Extracted records
- - - - - - -

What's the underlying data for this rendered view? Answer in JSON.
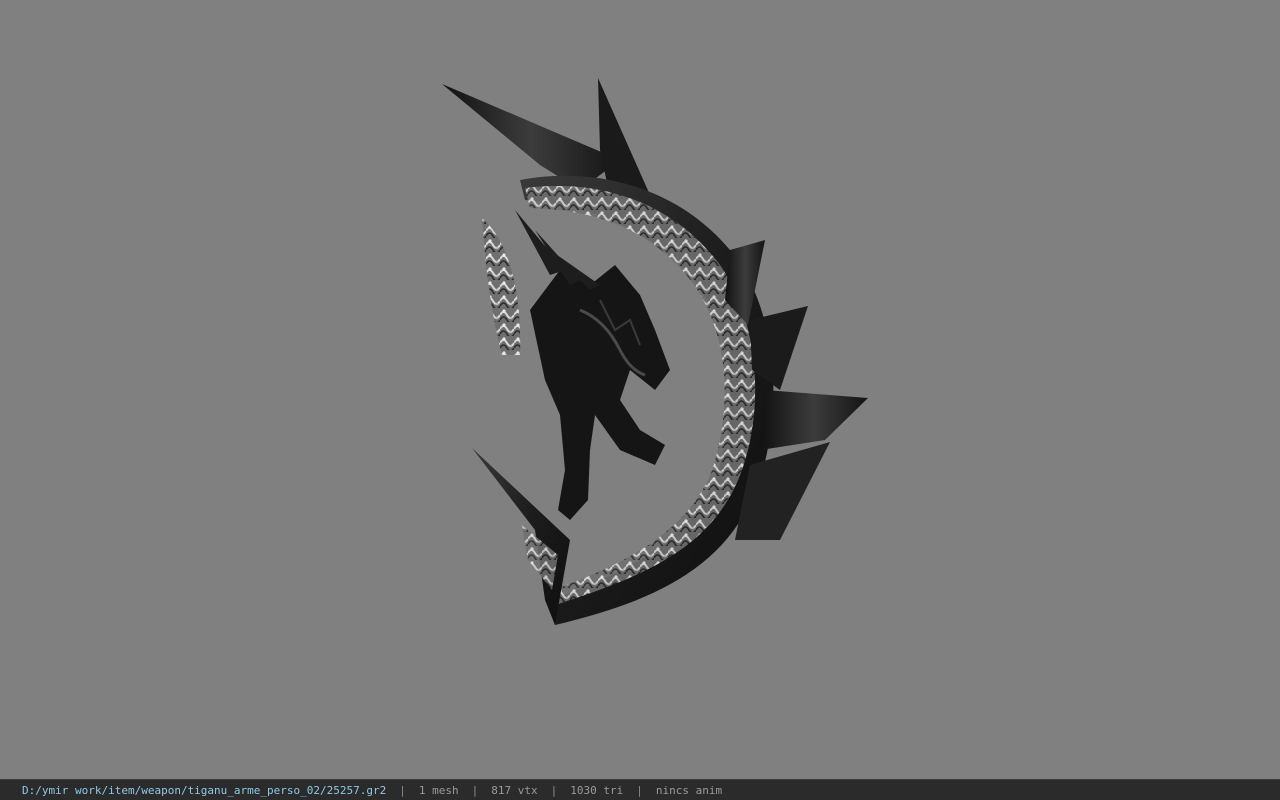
{
  "viewer": {
    "background_color": "#808080",
    "model": {
      "icon": "dragon-scythe-weapon-model"
    }
  },
  "status": {
    "file_path": "D:/ymir work/item/weapon/tiganu_arme_perso_02/25257.gr2",
    "separator": "|",
    "mesh_count": "1 mesh",
    "vertex_count": "817 vtx",
    "triangle_count": "1030 tri",
    "animation": "nincs anim"
  }
}
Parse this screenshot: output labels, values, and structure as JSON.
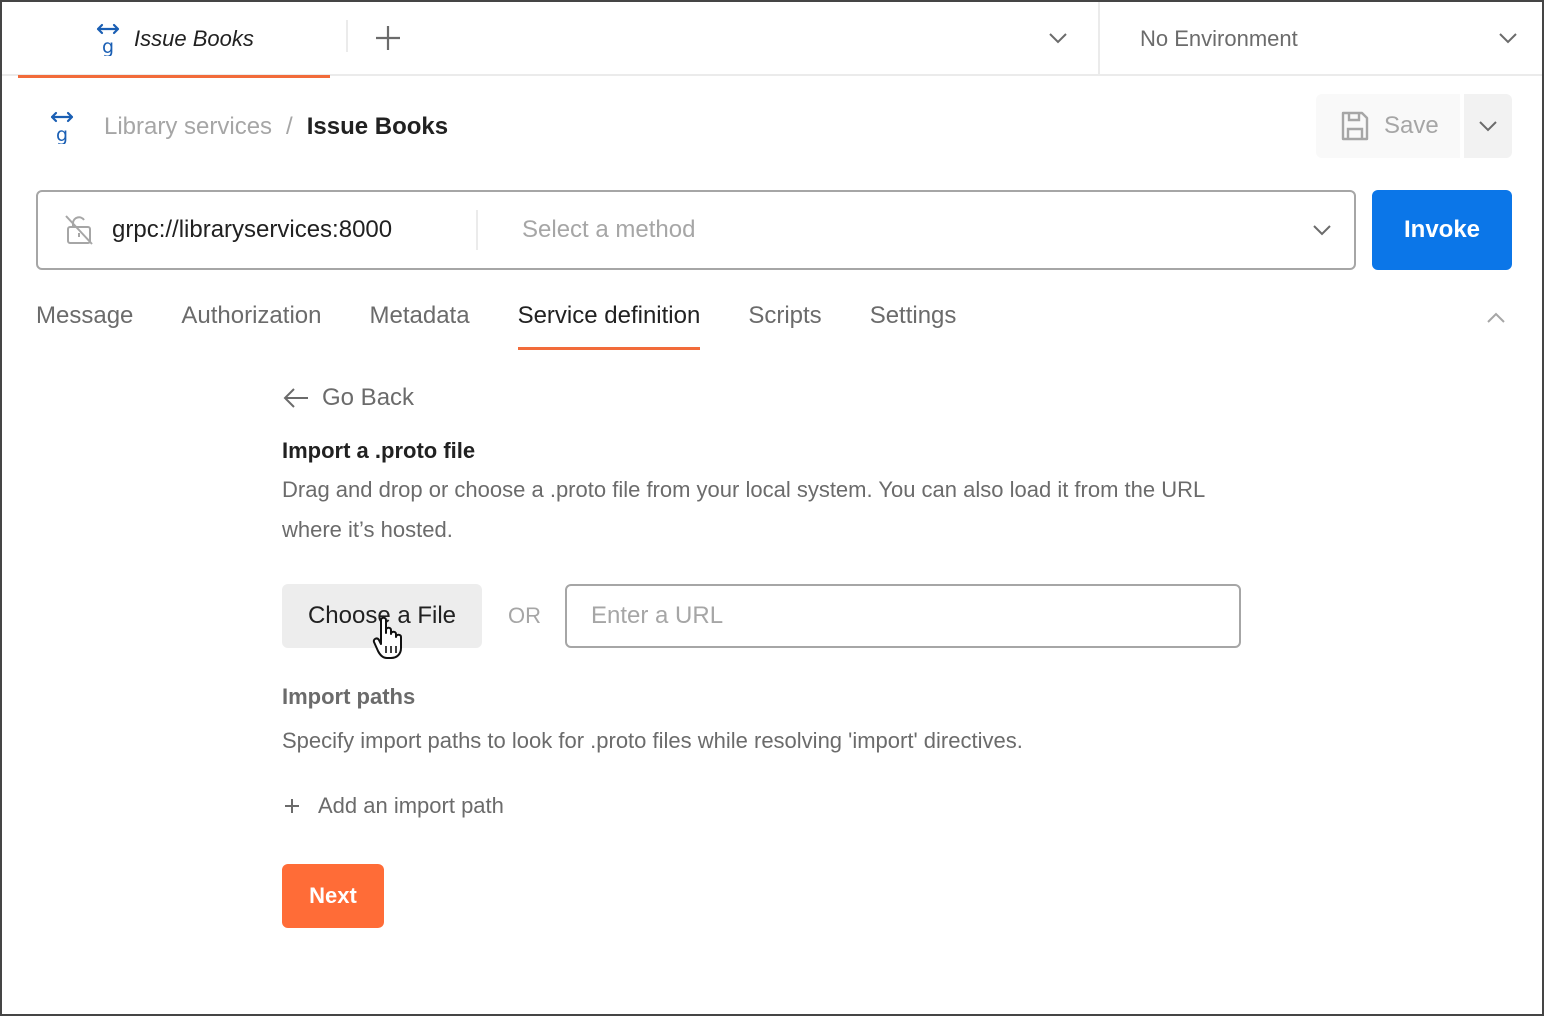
{
  "tabbar": {
    "active_tab": {
      "title": "Issue Books",
      "icon": "grpc-icon"
    },
    "new_tab_icon": "plus-icon",
    "tabs_dropdown_icon": "chevron-down-icon",
    "environment": {
      "selected": "No Environment",
      "icon": "chevron-down-icon"
    }
  },
  "breadcrumb": {
    "icon": "grpc-icon",
    "parent": "Library services",
    "separator": "/",
    "current": "Issue Books"
  },
  "save": {
    "label": "Save",
    "icon": "save-icon",
    "more_icon": "chevron-down-icon"
  },
  "request": {
    "lock_icon": "lock-off-icon",
    "url": "grpc://libraryservices:8000",
    "method_placeholder": "Select a method",
    "invoke_label": "Invoke"
  },
  "subtabs": {
    "items": [
      {
        "label": "Message",
        "active": false
      },
      {
        "label": "Authorization",
        "active": false
      },
      {
        "label": "Metadata",
        "active": false
      },
      {
        "label": "Service definition",
        "active": true
      },
      {
        "label": "Scripts",
        "active": false
      },
      {
        "label": "Settings",
        "active": false
      }
    ],
    "collapse_icon": "chevron-up-icon"
  },
  "service_definition": {
    "go_back": "Go Back",
    "import_title": "Import a .proto file",
    "import_desc": "Drag and drop or choose a .proto file from your local system. You can also load it from the URL where it’s hosted.",
    "choose_file_label": "Choose a File",
    "or_label": "OR",
    "url_placeholder": "Enter a URL",
    "url_value": "",
    "paths_title": "Import paths",
    "paths_desc": "Specify import paths to look for .proto files while resolving 'import' directives.",
    "add_path_label": "Add an import path",
    "next_label": "Next"
  },
  "colors": {
    "accent_orange": "#ff6c37",
    "tab_underline": "#f26b3a",
    "invoke_blue": "#0b76e8",
    "grpc_blue": "#1a5fb4"
  }
}
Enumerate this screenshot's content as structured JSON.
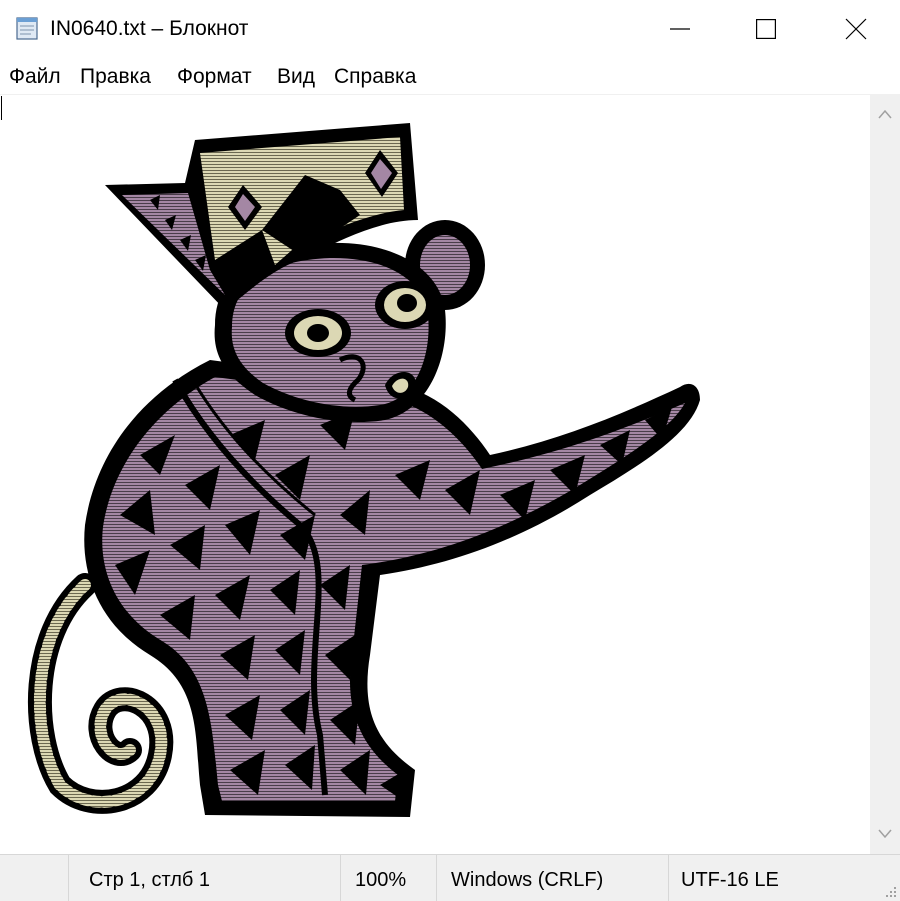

- - - - - - -

### REQUEST
Above are the records. Copy every line in them holding "model".

### OUTPUT FOR THIS EXERCISE
    "model": {
      "icon": "dragon-scythe-weapon-model"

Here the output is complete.